Stated problem ▸
Omit every picture while repeating the entries exactly.
+++++
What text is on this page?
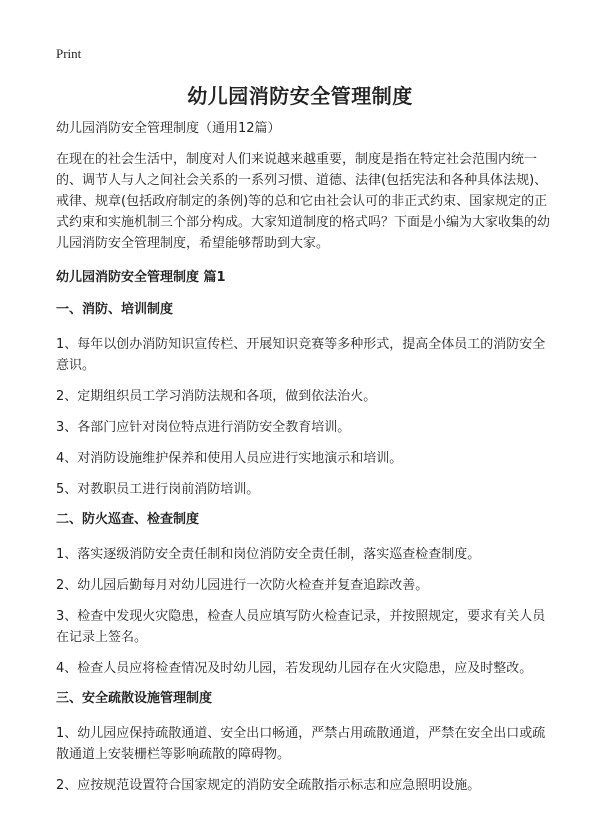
Print
幼儿园消防安全管理制度

幼儿园消防安全管理制度（通用12篇）

在现在的社会生活中，制度对人们来说越来越重要，制度是指在特定社会范围内统一的、调节人与人之间社会关系的一系列习惯、道德、法律(包括宪法和各种具体法规)、戒律、规章(包括政府制定的条例)等的总和它由社会认可的非正式约束、国家规定的正式约束和实施机制三个部分构成。大家知道制度的格式吗？下面是小编为大家收集的幼儿园消防安全管理制度，希望能够帮助到大家。

幼儿园消防安全管理制度 篇1

一、消防、培训制度

1、每年以创办消防知识宣传栏、开展知识竞赛等多种形式，提高全体员工的消防安全意识。

2、定期组织员工学习消防法规和各项，做到依法治火。

3、各部门应针对岗位特点进行消防安全教育培训。

4、对消防设施维护保养和使用人员应进行实地演示和培训。

5、对教职员工进行岗前消防培训。

二、防火巡查、检查制度

1、落实逐级消防安全责任制和岗位消防安全责任制，落实巡查检查制度。

2、幼儿园后勤每月对幼儿园进行一次防火检查并复查追踪改善。

3、检查中发现火灾隐患，检查人员应填写防火检查记录，并按照规定，要求有关人员在记录上签名。

4、检查人员应将检查情况及时幼儿园，若发现幼儿园存在火灾隐患，应及时整改。

三、安全疏散设施管理制度

1、幼儿园应保持疏散通道、安全出口畅通，严禁占用疏散通道，严禁在安全出口或疏散通道上安装栅栏等影响疏散的障碍物。

2、应按规范设置符合国家规定的消防安全疏散指示标志和应急照明设施。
+++++
Result for this exercise ▸
What text is on this page?
Print
幼儿园消防安全管理制度

幼儿园消防安全管理制度（通用12篇）

在现在的社会生活中，制度对人们来说越来越重要，制度是指在特定社会范围内统一的、调节人与人之间社会关系的一系列习惯、道德、法律(包括宪法和各种具体法规)、戒律、规章(包括政府制定的条例)等的总和它由社会认可的非正式约束、国家规定的正式约束和实施机制三个部分构成。大家知道制度的格式吗？下面是小编为大家收集的幼儿园消防安全管理制度，希望能够帮助到大家。

幼儿园消防安全管理制度 篇1

一、消防、培训制度

1、每年以创办消防知识宣传栏、开展知识竞赛等多种形式，提高全体员工的消防安全意识。

2、定期组织员工学习消防法规和各项，做到依法治火。

3、各部门应针对岗位特点进行消防安全教育培训。

4、对消防设施维护保养和使用人员应进行实地演示和培训。

5、对教职员工进行岗前消防培训。

二、防火巡查、检查制度

1、落实逐级消防安全责任制和岗位消防安全责任制，落实巡查检查制度。

2、幼儿园后勤每月对幼儿园进行一次防火检查并复查追踪改善。

3、检查中发现火灾隐患，检查人员应填写防火检查记录，并按照规定，要求有关人员在记录上签名。

4、检查人员应将检查情况及时幼儿园，若发现幼儿园存在火灾隐患，应及时整改。

三、安全疏散设施管理制度

1、幼儿园应保持疏散通道、安全出口畅通，严禁占用疏散通道，严禁在安全出口或疏散通道上安装栅栏等影响疏散的障碍物。

2、应按规范设置符合国家规定的消防安全疏散指示标志和应急照明设施。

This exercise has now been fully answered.